Every line that holds the string "Państwo" is to be identified and copied.

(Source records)
--- Start ---
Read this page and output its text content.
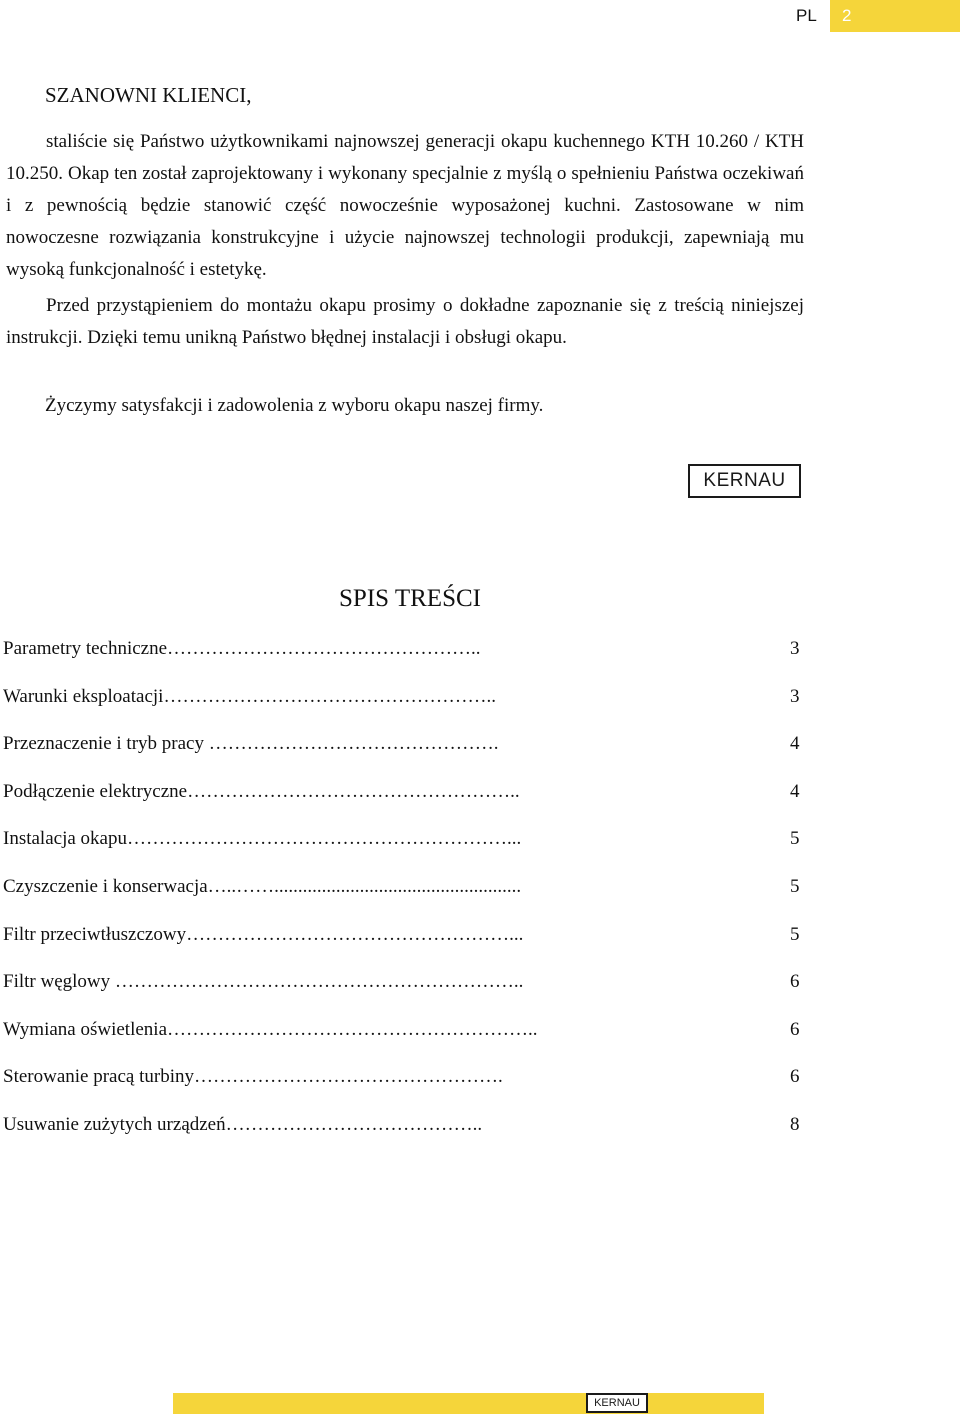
PL	2
SZANOWNI KLIENCI,

staliście się Państwo użytkownikami najnowszej generacji okapu kuchennego KTH 10.260 / KTH 10.250. Okap ten został zaprojektowany i wykonany specjalnie z myślą o spełnieniu Państwa oczekiwań i z pewnością będzie stanowić część nowocześnie wyposażonej kuchni. Zastosowane w nim nowoczesne rozwiązania konstrukcyjne i użycie najnowszej technologii produkcji, zapewniają mu wysoką funkcjonalność i estetykę.

Przed przystąpieniem do montażu okapu prosimy o dokładne zapoznanie się z treścią niniejszej instrukcji. Dzięki temu unikną Państwo błędnej instalacji i obsługi okapu.

Życzymy satysfakcji i zadowolenia z wyboru okapu naszej firmy.
KERNAU
SPIS TREŚCI
Parametry techniczne…………………………………………..	3
Warunki eksploatacji……………………………………………..	3
Przeznaczenie i tryb pracy ……………………………………….	4
Podłączenie elektryczne……………………………………………..	4
Instalacja okapu……………………………………………………...	5
Czyszczenie i konserwacja…..……....................................................	5
Filtr przeciwtłuszczowy……………………………………………...	5
Filtr węglowy ………………………………………………………..	6
Wymiana oświetlenia…………………………………………………..	6
Sterowanie pracą turbiny………………………………………….	6
Usuwanie zużytych urządzeń…………………………………..	8
KERNAU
--- End ---
#### The answer:
staliście się Państwo użytkownikami najnowszej generacji okapu kuchennego KTH 10.260 / KTH 10.250. Okap ten został zaprojektowany i wykonany specjalnie z myślą o spełnieniu Państwa oczekiwań i z pewnością będzie stanowić część nowocześnie wyposażonej kuchni. Zastosowane w nim nowoczesne rozwiązania konstrukcyjne i użycie najnowszej technologii produkcji, zapewniają mu wysoką funkcjonalność i estetykę.
Przed przystąpieniem do montażu okapu prosimy o dokładne zapoznanie się z treścią niniejszej instrukcji. Dzięki temu unikną Państwo błędnej instalacji i obsługi okapu.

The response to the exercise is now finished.